Direction: Skip the images and return the records below exactly.

[Entries from a dataset]
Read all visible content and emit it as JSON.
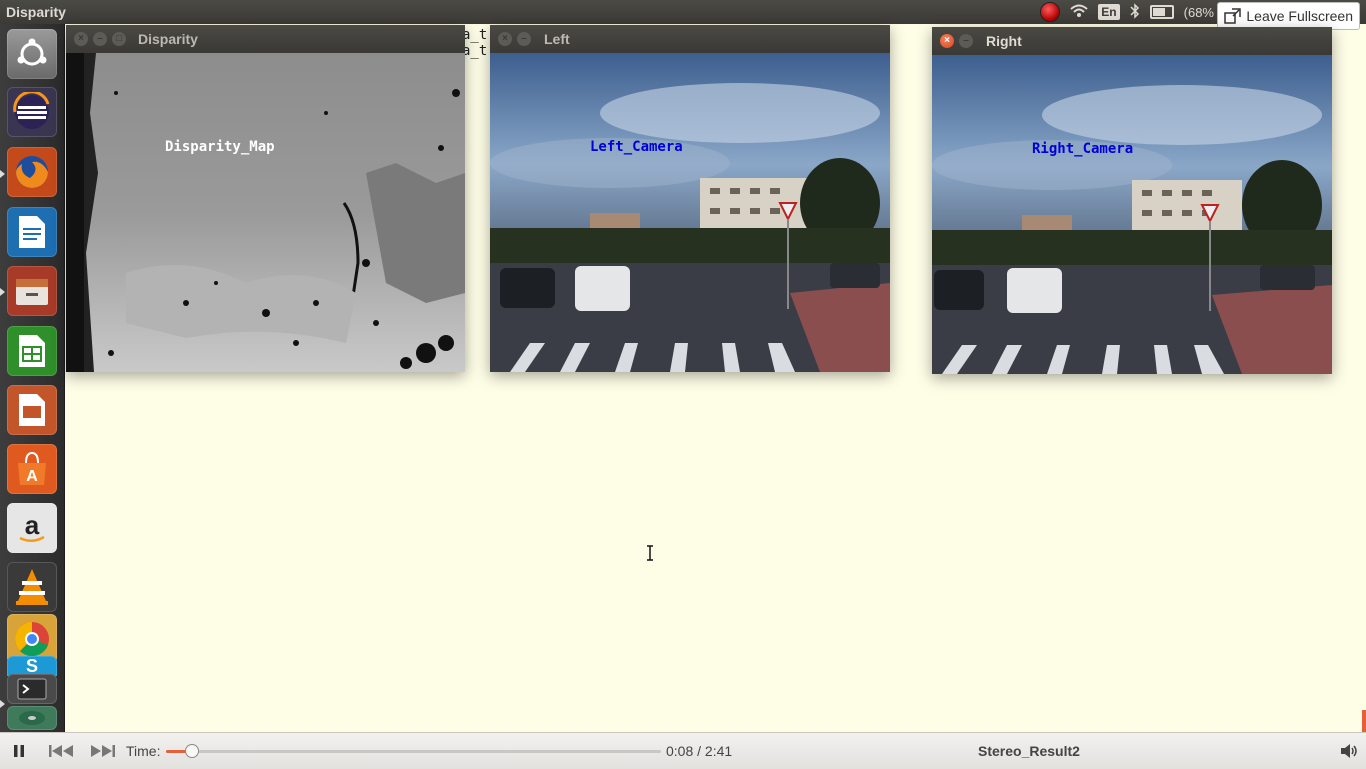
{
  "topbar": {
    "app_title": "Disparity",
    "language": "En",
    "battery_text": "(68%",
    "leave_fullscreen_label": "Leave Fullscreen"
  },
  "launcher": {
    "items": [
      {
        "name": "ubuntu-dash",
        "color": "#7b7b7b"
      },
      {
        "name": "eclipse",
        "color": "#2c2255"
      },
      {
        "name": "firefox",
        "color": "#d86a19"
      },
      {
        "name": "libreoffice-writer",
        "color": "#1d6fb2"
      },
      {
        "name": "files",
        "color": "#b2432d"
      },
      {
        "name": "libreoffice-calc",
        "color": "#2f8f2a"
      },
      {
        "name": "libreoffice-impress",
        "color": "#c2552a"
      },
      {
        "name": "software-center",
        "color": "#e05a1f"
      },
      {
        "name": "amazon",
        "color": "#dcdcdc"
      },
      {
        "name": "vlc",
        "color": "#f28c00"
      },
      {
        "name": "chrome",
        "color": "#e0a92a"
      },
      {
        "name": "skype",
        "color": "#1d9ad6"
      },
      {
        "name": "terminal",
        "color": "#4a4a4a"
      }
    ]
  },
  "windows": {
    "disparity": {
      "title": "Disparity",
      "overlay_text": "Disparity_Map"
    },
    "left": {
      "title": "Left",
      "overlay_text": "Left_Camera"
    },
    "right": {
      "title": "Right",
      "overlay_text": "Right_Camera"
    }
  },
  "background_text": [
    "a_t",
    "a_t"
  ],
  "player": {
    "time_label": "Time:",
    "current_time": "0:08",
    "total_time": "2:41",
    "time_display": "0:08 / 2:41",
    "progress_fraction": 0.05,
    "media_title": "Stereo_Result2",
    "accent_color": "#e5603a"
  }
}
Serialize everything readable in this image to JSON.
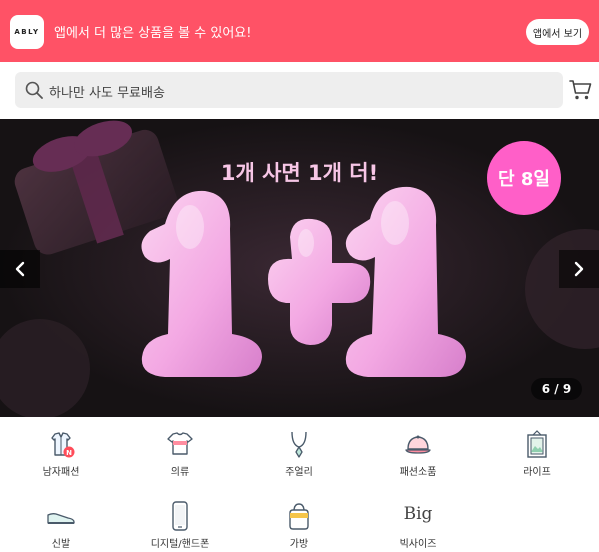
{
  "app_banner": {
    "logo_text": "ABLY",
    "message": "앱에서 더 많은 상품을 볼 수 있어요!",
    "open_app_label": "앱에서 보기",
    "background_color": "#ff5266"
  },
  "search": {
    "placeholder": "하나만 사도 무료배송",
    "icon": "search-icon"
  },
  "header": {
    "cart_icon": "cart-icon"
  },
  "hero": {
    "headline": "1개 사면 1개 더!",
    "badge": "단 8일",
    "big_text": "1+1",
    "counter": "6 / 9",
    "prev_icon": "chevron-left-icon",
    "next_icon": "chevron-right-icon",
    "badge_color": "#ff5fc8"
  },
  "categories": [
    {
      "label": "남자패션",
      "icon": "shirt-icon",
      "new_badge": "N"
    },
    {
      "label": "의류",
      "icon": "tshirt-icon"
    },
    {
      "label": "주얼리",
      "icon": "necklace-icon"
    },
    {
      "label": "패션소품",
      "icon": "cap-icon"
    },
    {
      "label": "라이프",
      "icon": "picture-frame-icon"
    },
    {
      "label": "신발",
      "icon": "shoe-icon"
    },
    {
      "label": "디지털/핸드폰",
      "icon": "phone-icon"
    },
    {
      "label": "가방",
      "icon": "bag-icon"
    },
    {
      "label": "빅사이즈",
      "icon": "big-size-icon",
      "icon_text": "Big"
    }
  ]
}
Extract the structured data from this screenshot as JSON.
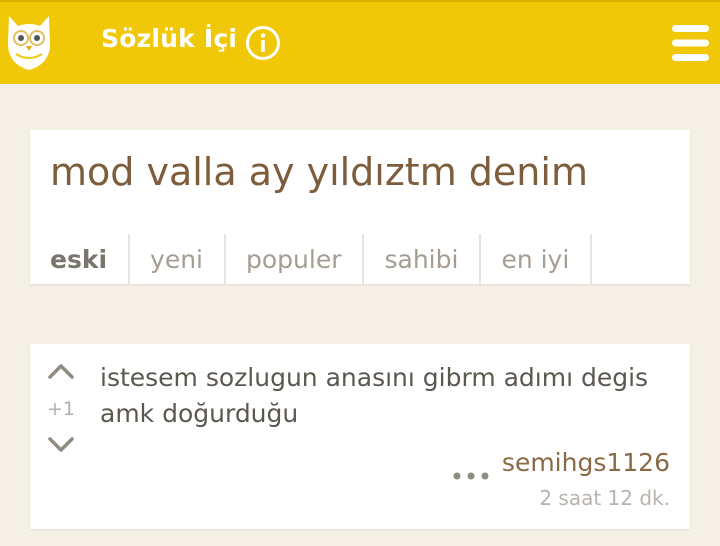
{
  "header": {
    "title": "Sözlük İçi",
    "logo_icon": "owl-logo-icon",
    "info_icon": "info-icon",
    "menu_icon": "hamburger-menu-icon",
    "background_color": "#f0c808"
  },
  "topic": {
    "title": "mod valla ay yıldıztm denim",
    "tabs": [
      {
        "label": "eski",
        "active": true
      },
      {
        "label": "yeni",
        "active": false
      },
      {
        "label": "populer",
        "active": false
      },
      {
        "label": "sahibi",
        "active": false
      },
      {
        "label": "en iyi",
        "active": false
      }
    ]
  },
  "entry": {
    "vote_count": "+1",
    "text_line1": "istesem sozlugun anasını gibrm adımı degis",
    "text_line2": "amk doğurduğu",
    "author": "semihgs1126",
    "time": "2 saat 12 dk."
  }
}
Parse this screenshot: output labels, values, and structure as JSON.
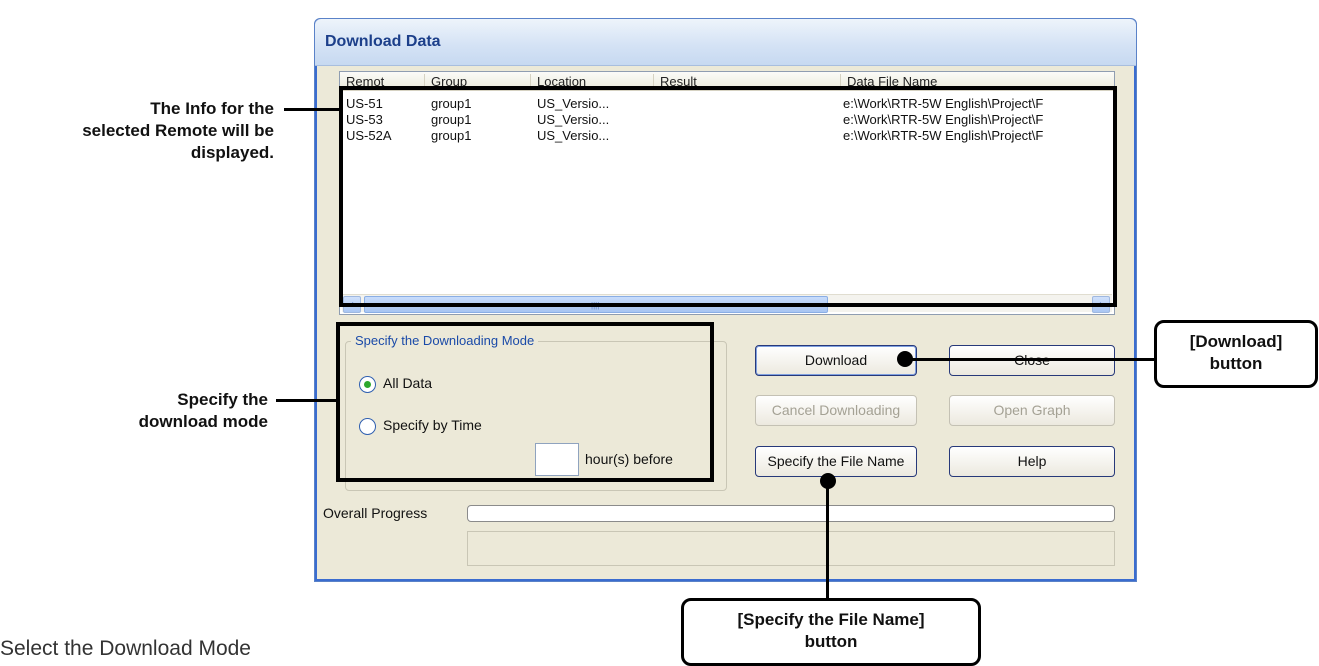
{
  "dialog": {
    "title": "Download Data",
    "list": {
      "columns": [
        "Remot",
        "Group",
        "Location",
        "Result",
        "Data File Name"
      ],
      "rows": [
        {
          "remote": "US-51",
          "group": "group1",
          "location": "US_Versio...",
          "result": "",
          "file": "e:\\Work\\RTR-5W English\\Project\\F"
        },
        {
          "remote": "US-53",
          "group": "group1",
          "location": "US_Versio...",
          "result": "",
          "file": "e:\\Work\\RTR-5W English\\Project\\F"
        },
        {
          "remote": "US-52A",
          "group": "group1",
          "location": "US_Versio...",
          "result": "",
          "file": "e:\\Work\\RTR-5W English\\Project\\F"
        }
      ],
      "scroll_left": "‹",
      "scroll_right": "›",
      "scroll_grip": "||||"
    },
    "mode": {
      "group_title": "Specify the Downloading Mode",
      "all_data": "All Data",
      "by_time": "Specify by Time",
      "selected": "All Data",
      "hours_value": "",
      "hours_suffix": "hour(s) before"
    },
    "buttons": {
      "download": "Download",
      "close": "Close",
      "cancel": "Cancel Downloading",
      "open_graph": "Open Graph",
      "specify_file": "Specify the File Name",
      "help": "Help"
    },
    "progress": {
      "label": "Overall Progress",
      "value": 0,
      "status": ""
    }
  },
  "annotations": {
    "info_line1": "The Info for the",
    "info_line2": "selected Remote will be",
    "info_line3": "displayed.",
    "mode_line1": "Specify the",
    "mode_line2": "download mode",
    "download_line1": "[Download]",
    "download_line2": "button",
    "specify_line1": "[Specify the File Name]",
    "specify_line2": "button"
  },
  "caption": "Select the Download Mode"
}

Correct answer:
Read all visible content and emit it as JSON.
{
  "topbar": {
    "app_title": "Disparity",
    "language": "En",
    "battery_text": "(68%",
    "leave_fullscreen_label": "Leave Fullscreen"
  },
  "launcher": {
    "items": [
      {
        "name": "ubuntu-dash",
        "color": "#7b7b7b"
      },
      {
        "name": "eclipse",
        "color": "#2c2255"
      },
      {
        "name": "firefox",
        "color": "#d86a19"
      },
      {
        "name": "libreoffice-writer",
        "color": "#1d6fb2"
      },
      {
        "name": "files",
        "color": "#b2432d"
      },
      {
        "name": "libreoffice-calc",
        "color": "#2f8f2a"
      },
      {
        "name": "libreoffice-impress",
        "color": "#c2552a"
      },
      {
        "name": "software-center",
        "color": "#e05a1f"
      },
      {
        "name": "amazon",
        "color": "#dcdcdc"
      },
      {
        "name": "vlc",
        "color": "#f28c00"
      },
      {
        "name": "chrome",
        "color": "#e0a92a"
      },
      {
        "name": "skype",
        "color": "#1d9ad6"
      },
      {
        "name": "terminal",
        "color": "#4a4a4a"
      }
    ]
  },
  "windows": {
    "disparity": {
      "title": "Disparity",
      "overlay_text": "Disparity_Map"
    },
    "left": {
      "title": "Left",
      "overlay_text": "Left_Camera"
    },
    "right": {
      "title": "Right",
      "overlay_text": "Right_Camera"
    }
  },
  "background_text": [
    "a_t",
    "a_t"
  ],
  "player": {
    "time_label": "Time:",
    "current_time": "0:08",
    "total_time": "2:41",
    "time_display": "0:08 / 2:41",
    "progress_fraction": 0.05,
    "media_title": "Stereo_Result2",
    "accent_color": "#e5603a"
  }
}
Serialize everything readable in this image to JSON.
{
  "app_banner": {
    "logo_text": "ABLY",
    "message": "앱에서 더 많은 상품을 볼 수 있어요!",
    "open_app_label": "앱에서 보기",
    "background_color": "#ff5266"
  },
  "search": {
    "placeholder": "하나만 사도 무료배송",
    "icon": "search-icon"
  },
  "header": {
    "cart_icon": "cart-icon"
  },
  "hero": {
    "headline": "1개 사면 1개 더!",
    "badge": "단 8일",
    "big_text": "1+1",
    "counter": "6 / 9",
    "prev_icon": "chevron-left-icon",
    "next_icon": "chevron-right-icon",
    "badge_color": "#ff5fc8"
  },
  "categories": [
    {
      "label": "남자패션",
      "icon": "shirt-icon",
      "new_badge": "N"
    },
    {
      "label": "의류",
      "icon": "tshirt-icon"
    },
    {
      "label": "주얼리",
      "icon": "necklace-icon"
    },
    {
      "label": "패션소품",
      "icon": "cap-icon"
    },
    {
      "label": "라이프",
      "icon": "picture-frame-icon"
    },
    {
      "label": "신발",
      "icon": "shoe-icon"
    },
    {
      "label": "디지털/핸드폰",
      "icon": "phone-icon"
    },
    {
      "label": "가방",
      "icon": "bag-icon"
    },
    {
      "label": "빅사이즈",
      "icon": "big-size-icon",
      "icon_text": "Big"
    }
  ]
}
Extract the structured data from this screenshot as JSON.
{
  "header": {
    "title": "Sözlük İçi",
    "logo_icon": "owl-logo-icon",
    "info_icon": "info-icon",
    "menu_icon": "hamburger-menu-icon",
    "background_color": "#f0c808"
  },
  "topic": {
    "title": "mod valla ay yıldıztm denim",
    "tabs": [
      {
        "label": "eski",
        "active": true
      },
      {
        "label": "yeni",
        "active": false
      },
      {
        "label": "populer",
        "active": false
      },
      {
        "label": "sahibi",
        "active": false
      },
      {
        "label": "en iyi",
        "active": false
      }
    ]
  },
  "entry": {
    "vote_count": "+1",
    "text_line1": "istesem sozlugun anasını gibrm adımı degis",
    "text_line2": "amk doğurduğu",
    "author": "semihgs1126",
    "time": "2 saat 12 dk."
  }
}
Parse this screenshot: output labels, values, and structure as JSON.
{
  "dialog": {
    "title": "Download Data",
    "list": {
      "columns": [
        "Remot",
        "Group",
        "Location",
        "Result",
        "Data File Name"
      ],
      "rows": [
        {
          "remote": "US-51",
          "group": "group1",
          "location": "US_Versio...",
          "result": "",
          "file": "e:\\Work\\RTR-5W English\\Project\\F"
        },
        {
          "remote": "US-53",
          "group": "group1",
          "location": "US_Versio...",
          "result": "",
          "file": "e:\\Work\\RTR-5W English\\Project\\F"
        },
        {
          "remote": "US-52A",
          "group": "group1",
          "location": "US_Versio...",
          "result": "",
          "file": "e:\\Work\\RTR-5W English\\Project\\F"
        }
      ],
      "scroll_left": "‹",
      "scroll_right": "›",
      "scroll_grip": "||||"
    },
    "mode": {
      "group_title": "Specify the Downloading Mode",
      "all_data": "All Data",
      "by_time": "Specify by Time",
      "selected": "All Data",
      "hours_value": "",
      "hours_suffix": "hour(s) before"
    },
    "buttons": {
      "download": "Download",
      "close": "Close",
      "cancel": "Cancel Downloading",
      "open_graph": "Open Graph",
      "specify_file": "Specify the File Name",
      "help": "Help"
    },
    "progress": {
      "label": "Overall Progress",
      "value": 0,
      "status": ""
    }
  },
  "annotations": {
    "info_line1": "The Info for the",
    "info_line2": "selected Remote will be",
    "info_line3": "displayed.",
    "mode_line1": "Specify the",
    "mode_line2": "download mode",
    "download_line1": "[Download]",
    "download_line2": "button",
    "specify_line1": "[Specify the File Name]",
    "specify_line2": "button"
  },
  "caption": "Select the Download Mode"
}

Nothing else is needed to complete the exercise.